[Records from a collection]
------------------------

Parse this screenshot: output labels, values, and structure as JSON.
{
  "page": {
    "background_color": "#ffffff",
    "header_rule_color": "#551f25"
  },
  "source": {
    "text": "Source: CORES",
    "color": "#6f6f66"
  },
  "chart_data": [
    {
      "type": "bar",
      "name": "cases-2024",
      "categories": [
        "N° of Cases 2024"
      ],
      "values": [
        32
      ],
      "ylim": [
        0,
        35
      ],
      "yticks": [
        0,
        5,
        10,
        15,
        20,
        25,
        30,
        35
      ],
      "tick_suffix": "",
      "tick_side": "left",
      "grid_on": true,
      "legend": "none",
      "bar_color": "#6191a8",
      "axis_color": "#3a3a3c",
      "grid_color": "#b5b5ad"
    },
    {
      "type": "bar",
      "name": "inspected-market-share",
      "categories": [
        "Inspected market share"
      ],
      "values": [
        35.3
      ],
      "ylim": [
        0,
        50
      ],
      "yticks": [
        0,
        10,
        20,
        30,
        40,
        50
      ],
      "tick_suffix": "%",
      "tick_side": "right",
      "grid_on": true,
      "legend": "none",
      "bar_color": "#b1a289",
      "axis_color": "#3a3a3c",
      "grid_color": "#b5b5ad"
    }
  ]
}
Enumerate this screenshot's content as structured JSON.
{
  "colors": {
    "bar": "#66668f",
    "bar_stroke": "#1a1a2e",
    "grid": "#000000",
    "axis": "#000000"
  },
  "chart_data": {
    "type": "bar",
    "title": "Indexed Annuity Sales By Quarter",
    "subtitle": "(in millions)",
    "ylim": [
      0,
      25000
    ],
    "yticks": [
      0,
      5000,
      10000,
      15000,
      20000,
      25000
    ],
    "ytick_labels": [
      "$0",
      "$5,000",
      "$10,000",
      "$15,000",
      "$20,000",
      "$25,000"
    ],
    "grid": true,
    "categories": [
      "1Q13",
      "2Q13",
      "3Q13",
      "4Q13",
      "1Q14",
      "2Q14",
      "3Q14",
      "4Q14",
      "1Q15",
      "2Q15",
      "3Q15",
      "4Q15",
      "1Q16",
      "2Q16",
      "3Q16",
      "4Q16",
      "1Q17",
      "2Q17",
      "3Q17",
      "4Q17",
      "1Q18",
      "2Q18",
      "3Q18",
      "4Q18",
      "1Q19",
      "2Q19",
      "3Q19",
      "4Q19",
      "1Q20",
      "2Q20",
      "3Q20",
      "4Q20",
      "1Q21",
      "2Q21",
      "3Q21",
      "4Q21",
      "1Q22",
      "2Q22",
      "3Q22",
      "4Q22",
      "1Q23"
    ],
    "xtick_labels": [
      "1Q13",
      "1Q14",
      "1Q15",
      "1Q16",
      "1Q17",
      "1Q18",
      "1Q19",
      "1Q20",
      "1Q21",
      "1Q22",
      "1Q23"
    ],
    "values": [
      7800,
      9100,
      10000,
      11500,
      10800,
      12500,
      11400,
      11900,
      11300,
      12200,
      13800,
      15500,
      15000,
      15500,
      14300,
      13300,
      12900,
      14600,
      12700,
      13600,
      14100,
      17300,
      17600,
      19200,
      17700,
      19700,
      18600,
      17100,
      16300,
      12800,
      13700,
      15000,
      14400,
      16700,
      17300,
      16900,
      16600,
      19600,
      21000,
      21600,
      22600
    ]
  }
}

------------------------

▶ [Directive]:
Please restate the whole listing word for word.

▶ [Written response]:
Parse this screenshot: output labels, values, and structure as JSON.
{
  "page": {
    "background_color": "#ffffff",
    "header_rule_color": "#551f25"
  },
  "source": {
    "text": "Source: CORES",
    "color": "#6f6f66"
  },
  "chart_data": [
    {
      "type": "bar",
      "name": "cases-2024",
      "categories": [
        "N° of Cases 2024"
      ],
      "values": [
        32
      ],
      "ylim": [
        0,
        35
      ],
      "yticks": [
        0,
        5,
        10,
        15,
        20,
        25,
        30,
        35
      ],
      "tick_suffix": "",
      "tick_side": "left",
      "grid_on": true,
      "legend": "none",
      "bar_color": "#6191a8",
      "axis_color": "#3a3a3c",
      "grid_color": "#b5b5ad"
    },
    {
      "type": "bar",
      "name": "inspected-market-share",
      "categories": [
        "Inspected market share"
      ],
      "values": [
        35.3
      ],
      "ylim": [
        0,
        50
      ],
      "yticks": [
        0,
        10,
        20,
        30,
        40,
        50
      ],
      "tick_suffix": "%",
      "tick_side": "right",
      "grid_on": true,
      "legend": "none",
      "bar_color": "#b1a289",
      "axis_color": "#3a3a3c",
      "grid_color": "#b5b5ad"
    }
  ]
}
Enumerate this screenshot's content as structured JSON.
{
  "colors": {
    "bar": "#66668f",
    "bar_stroke": "#1a1a2e",
    "grid": "#000000",
    "axis": "#000000"
  },
  "chart_data": {
    "type": "bar",
    "title": "Indexed Annuity Sales By Quarter",
    "subtitle": "(in millions)",
    "ylim": [
      0,
      25000
    ],
    "yticks": [
      0,
      5000,
      10000,
      15000,
      20000,
      25000
    ],
    "ytick_labels": [
      "$0",
      "$5,000",
      "$10,000",
      "$15,000",
      "$20,000",
      "$25,000"
    ],
    "grid": true,
    "categories": [
      "1Q13",
      "2Q13",
      "3Q13",
      "4Q13",
      "1Q14",
      "2Q14",
      "3Q14",
      "4Q14",
      "1Q15",
      "2Q15",
      "3Q15",
      "4Q15",
      "1Q16",
      "2Q16",
      "3Q16",
      "4Q16",
      "1Q17",
      "2Q17",
      "3Q17",
      "4Q17",
      "1Q18",
      "2Q18",
      "3Q18",
      "4Q18",
      "1Q19",
      "2Q19",
      "3Q19",
      "4Q19",
      "1Q20",
      "2Q20",
      "3Q20",
      "4Q20",
      "1Q21",
      "2Q21",
      "3Q21",
      "4Q21",
      "1Q22",
      "2Q22",
      "3Q22",
      "4Q22",
      "1Q23"
    ],
    "xtick_labels": [
      "1Q13",
      "1Q14",
      "1Q15",
      "1Q16",
      "1Q17",
      "1Q18",
      "1Q19",
      "1Q20",
      "1Q21",
      "1Q22",
      "1Q23"
    ],
    "values": [
      7800,
      9100,
      10000,
      11500,
      10800,
      12500,
      11400,
      11900,
      11300,
      12200,
      13800,
      15500,
      15000,
      15500,
      14300,
      13300,
      12900,
      14600,
      12700,
      13600,
      14100,
      17300,
      17600,
      19200,
      17700,
      19700,
      18600,
      17100,
      16300,
      12800,
      13700,
      15000,
      14400,
      16700,
      17300,
      16900,
      16600,
      19600,
      21000,
      21600,
      22600
    ]
  }
}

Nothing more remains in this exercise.